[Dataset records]
[Start]

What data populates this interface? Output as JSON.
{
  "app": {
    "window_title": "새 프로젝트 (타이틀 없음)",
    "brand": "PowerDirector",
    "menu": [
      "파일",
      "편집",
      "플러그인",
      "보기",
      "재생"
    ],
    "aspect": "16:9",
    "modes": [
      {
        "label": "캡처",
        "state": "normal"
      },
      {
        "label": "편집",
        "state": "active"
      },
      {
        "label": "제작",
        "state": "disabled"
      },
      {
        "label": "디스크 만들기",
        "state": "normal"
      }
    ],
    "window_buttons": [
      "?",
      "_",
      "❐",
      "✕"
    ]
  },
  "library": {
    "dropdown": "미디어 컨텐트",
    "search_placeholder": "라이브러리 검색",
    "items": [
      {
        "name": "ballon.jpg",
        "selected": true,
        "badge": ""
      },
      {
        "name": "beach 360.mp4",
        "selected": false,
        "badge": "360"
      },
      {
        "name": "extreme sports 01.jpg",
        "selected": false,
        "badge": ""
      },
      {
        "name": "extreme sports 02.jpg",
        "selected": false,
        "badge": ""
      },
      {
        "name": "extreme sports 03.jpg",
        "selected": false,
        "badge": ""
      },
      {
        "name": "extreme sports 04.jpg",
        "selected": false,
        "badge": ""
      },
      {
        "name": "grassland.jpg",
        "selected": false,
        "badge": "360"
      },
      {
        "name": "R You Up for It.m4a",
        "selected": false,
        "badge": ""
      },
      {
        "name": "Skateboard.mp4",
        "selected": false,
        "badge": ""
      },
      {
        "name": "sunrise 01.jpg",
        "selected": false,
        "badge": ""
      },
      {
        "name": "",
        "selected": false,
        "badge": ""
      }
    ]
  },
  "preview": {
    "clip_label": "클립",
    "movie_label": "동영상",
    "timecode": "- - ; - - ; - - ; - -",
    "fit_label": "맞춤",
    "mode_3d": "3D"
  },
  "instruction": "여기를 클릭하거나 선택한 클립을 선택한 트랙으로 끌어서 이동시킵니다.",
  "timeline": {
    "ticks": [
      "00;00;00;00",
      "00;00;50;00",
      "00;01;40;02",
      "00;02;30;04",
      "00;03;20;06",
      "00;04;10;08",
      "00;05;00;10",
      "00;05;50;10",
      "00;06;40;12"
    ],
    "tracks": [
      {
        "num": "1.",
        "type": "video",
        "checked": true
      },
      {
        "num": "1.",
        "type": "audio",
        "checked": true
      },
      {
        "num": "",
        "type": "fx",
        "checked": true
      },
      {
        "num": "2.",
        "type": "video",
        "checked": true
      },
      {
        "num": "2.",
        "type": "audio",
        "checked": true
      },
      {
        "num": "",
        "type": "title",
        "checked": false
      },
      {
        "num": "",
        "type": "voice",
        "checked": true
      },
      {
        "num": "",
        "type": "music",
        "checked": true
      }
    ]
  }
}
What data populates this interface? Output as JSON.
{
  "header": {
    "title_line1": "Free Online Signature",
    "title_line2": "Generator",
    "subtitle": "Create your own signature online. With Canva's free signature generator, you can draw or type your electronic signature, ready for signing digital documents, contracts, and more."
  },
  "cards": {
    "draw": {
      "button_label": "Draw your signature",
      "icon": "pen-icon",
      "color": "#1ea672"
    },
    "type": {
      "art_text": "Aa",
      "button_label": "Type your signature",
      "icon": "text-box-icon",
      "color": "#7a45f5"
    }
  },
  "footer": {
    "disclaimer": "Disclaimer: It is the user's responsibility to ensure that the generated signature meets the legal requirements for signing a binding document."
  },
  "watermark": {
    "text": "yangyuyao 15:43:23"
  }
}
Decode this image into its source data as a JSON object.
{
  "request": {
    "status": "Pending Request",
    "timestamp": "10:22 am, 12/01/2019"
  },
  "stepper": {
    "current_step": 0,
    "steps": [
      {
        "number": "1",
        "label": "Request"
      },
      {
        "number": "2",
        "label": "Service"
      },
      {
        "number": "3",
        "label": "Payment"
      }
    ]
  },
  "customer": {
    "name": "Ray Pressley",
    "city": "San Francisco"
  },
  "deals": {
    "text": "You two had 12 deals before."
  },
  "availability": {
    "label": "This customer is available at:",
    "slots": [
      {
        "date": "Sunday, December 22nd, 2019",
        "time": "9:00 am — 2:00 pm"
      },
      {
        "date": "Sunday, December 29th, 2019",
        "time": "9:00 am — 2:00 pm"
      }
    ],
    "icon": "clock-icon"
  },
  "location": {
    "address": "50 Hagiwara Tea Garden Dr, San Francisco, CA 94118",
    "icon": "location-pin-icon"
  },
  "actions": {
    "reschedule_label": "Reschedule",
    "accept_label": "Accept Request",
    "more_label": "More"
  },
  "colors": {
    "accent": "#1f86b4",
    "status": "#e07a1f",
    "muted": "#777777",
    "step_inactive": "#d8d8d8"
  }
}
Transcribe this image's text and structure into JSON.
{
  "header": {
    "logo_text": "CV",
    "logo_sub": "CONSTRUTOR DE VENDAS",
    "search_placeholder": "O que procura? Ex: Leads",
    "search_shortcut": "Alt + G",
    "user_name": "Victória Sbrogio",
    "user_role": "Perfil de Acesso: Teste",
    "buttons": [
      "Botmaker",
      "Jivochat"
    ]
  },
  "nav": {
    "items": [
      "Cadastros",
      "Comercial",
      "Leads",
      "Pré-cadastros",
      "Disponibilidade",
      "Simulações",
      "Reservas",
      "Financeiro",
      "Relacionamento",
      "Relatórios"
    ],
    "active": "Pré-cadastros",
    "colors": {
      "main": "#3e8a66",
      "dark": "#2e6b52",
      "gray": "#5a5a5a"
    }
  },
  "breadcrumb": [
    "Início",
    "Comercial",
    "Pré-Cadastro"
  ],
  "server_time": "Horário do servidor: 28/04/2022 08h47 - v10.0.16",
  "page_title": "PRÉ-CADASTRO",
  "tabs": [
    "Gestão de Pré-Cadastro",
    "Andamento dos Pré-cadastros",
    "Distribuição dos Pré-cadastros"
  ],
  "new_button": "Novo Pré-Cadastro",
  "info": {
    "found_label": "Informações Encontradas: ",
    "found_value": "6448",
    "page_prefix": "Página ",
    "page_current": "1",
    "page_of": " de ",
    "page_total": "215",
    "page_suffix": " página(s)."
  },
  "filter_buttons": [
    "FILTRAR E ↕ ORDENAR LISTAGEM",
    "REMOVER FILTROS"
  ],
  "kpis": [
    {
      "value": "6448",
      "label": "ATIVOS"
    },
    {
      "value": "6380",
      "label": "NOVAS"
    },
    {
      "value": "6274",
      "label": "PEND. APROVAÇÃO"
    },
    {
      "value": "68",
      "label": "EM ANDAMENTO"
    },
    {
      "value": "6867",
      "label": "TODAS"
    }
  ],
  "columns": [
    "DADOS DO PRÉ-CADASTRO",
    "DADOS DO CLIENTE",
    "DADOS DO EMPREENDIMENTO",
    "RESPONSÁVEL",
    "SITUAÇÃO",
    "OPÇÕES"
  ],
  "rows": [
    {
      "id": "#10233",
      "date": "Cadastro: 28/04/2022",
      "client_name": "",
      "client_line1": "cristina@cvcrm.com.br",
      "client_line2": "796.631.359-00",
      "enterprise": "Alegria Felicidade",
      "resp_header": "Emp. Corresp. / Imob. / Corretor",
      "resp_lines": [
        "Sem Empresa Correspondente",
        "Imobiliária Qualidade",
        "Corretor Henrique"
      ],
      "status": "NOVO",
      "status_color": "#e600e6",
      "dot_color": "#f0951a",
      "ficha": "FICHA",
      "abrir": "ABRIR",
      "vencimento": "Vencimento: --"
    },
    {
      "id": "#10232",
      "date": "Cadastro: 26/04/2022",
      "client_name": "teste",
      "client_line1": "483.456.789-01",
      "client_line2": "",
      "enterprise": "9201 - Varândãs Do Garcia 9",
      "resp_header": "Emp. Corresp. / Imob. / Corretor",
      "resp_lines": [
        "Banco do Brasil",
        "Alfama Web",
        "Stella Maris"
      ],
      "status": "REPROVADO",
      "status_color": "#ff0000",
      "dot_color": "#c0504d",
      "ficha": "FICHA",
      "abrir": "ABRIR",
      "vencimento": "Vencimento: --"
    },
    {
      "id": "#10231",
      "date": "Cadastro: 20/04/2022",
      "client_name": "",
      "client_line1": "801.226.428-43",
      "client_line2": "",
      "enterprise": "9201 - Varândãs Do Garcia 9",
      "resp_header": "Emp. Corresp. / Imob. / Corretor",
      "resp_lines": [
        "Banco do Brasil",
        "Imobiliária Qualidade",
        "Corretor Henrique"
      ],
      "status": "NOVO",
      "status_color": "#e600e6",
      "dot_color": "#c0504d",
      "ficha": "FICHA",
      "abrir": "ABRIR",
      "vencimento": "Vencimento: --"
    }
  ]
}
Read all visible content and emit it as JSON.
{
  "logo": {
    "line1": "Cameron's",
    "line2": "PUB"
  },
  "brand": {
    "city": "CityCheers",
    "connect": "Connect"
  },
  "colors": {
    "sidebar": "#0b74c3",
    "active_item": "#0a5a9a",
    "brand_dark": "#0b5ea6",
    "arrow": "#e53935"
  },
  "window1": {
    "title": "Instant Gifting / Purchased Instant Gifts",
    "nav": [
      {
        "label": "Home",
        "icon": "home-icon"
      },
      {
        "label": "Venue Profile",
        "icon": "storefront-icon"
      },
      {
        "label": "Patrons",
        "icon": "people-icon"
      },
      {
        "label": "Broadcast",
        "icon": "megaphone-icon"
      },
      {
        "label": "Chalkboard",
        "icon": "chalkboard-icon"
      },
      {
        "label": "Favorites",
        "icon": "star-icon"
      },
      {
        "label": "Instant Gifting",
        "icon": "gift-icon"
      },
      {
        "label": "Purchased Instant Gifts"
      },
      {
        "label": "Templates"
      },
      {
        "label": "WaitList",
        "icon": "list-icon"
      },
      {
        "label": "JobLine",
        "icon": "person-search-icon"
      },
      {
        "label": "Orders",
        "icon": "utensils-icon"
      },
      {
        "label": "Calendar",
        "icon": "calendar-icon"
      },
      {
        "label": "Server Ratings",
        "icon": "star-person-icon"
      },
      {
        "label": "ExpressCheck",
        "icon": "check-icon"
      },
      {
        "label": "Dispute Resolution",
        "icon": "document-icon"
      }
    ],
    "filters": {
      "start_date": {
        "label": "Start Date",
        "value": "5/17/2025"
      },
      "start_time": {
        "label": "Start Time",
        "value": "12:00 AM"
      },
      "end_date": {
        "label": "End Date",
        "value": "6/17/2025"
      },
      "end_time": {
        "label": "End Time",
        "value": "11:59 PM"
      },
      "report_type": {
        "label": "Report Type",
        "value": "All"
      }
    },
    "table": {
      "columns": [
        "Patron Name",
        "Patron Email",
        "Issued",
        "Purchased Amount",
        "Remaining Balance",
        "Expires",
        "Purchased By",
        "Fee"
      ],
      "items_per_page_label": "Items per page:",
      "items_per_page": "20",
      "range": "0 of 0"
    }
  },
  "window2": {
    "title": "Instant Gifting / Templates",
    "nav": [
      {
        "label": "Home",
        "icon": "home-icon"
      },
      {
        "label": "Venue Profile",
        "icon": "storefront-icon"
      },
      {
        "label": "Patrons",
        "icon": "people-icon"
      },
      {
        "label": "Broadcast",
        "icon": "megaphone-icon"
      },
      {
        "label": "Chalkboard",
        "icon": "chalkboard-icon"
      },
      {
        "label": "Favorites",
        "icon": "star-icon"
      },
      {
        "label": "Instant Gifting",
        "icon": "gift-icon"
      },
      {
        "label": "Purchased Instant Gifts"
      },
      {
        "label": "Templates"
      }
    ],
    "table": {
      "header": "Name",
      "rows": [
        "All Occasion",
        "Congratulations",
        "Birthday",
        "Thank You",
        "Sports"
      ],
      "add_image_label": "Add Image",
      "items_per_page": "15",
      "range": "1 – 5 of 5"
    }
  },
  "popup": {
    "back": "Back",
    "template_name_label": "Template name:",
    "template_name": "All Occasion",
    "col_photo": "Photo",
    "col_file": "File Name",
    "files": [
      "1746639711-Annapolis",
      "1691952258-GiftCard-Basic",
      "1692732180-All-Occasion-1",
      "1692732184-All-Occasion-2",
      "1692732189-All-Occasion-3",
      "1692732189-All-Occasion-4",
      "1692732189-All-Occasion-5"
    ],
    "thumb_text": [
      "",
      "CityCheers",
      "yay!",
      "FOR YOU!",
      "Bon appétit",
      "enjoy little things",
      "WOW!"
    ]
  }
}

[End]

■ **Problem statement**
Look through the records and gather each line with the word "your".

■ **Output below**
    "subtitle": "Create your own signature online. With Canva's free signature generator, you can draw or type your electronic signature, ready for signing digital documents, contracts, and more."
      "button_label": "Draw your signature",
      "button_label": "Type your signature",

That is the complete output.